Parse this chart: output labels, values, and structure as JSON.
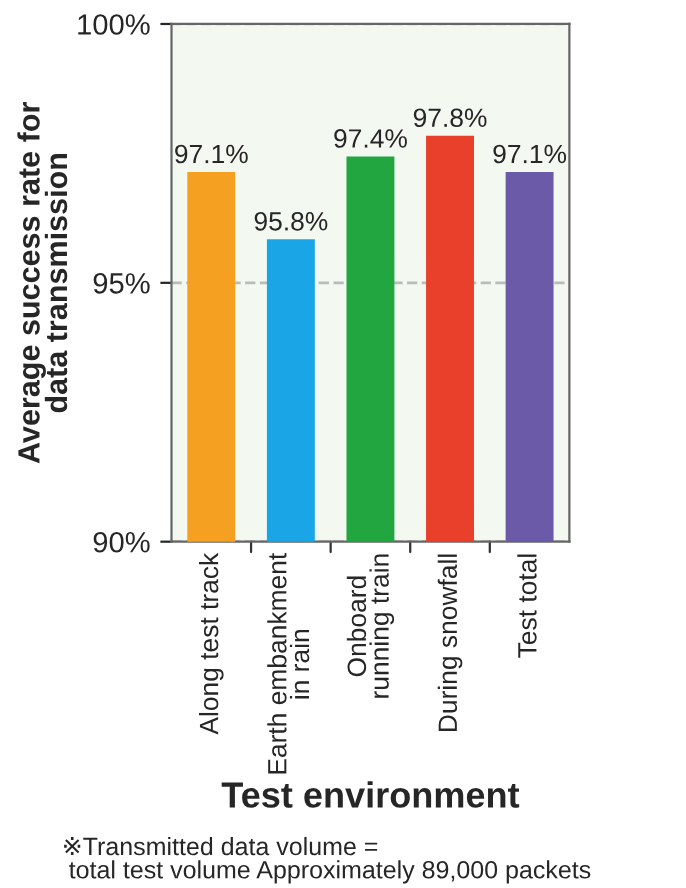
{
  "chart_data": {
    "type": "bar",
    "xlabel": "Test environment",
    "ylabel": "Average success rate for\ndata transmission",
    "categories": [
      "Along test track",
      "Earth embankment\nin rain",
      "Onboard\nrunning train",
      "During snowfall",
      "Test total"
    ],
    "values": [
      97.1,
      95.8,
      97.4,
      97.8,
      97.1
    ],
    "colors": [
      "#f5a020",
      "#1aa6e6",
      "#22a640",
      "#e8402a",
      "#6a5aa8"
    ],
    "value_labels": [
      "97.1%",
      "95.8%",
      "97.4%",
      "97.8%",
      "97.1%"
    ],
    "ylim": [
      90,
      100
    ],
    "yticks": [
      {
        "value": 90,
        "label": "90%"
      },
      {
        "value": 95,
        "label": "95%"
      },
      {
        "value": 100,
        "label": "100%"
      }
    ],
    "grid": "y",
    "annotations": [
      "※Transmitted data volume =\n total test volume Approximately 89,000 packets"
    ]
  }
}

▶ _To do_
All of the entries above should be duplicated exactly, except for the pictures.

▶ _Answer_
Parse this chart: output labels, values, and structure as JSON.
{
  "chart_data": {
    "type": "bar",
    "xlabel": "Test environment",
    "ylabel": "Average success rate for\ndata transmission",
    "categories": [
      "Along test track",
      "Earth embankment\nin rain",
      "Onboard\nrunning train",
      "During snowfall",
      "Test total"
    ],
    "values": [
      97.1,
      95.8,
      97.4,
      97.8,
      97.1
    ],
    "colors": [
      "#f5a020",
      "#1aa6e6",
      "#22a640",
      "#e8402a",
      "#6a5aa8"
    ],
    "value_labels": [
      "97.1%",
      "95.8%",
      "97.4%",
      "97.8%",
      "97.1%"
    ],
    "ylim": [
      90,
      100
    ],
    "yticks": [
      {
        "value": 90,
        "label": "90%"
      },
      {
        "value": 95,
        "label": "95%"
      },
      {
        "value": 100,
        "label": "100%"
      }
    ],
    "grid": "y",
    "annotations": [
      "※Transmitted data volume =\n total test volume Approximately 89,000 packets"
    ]
  }
}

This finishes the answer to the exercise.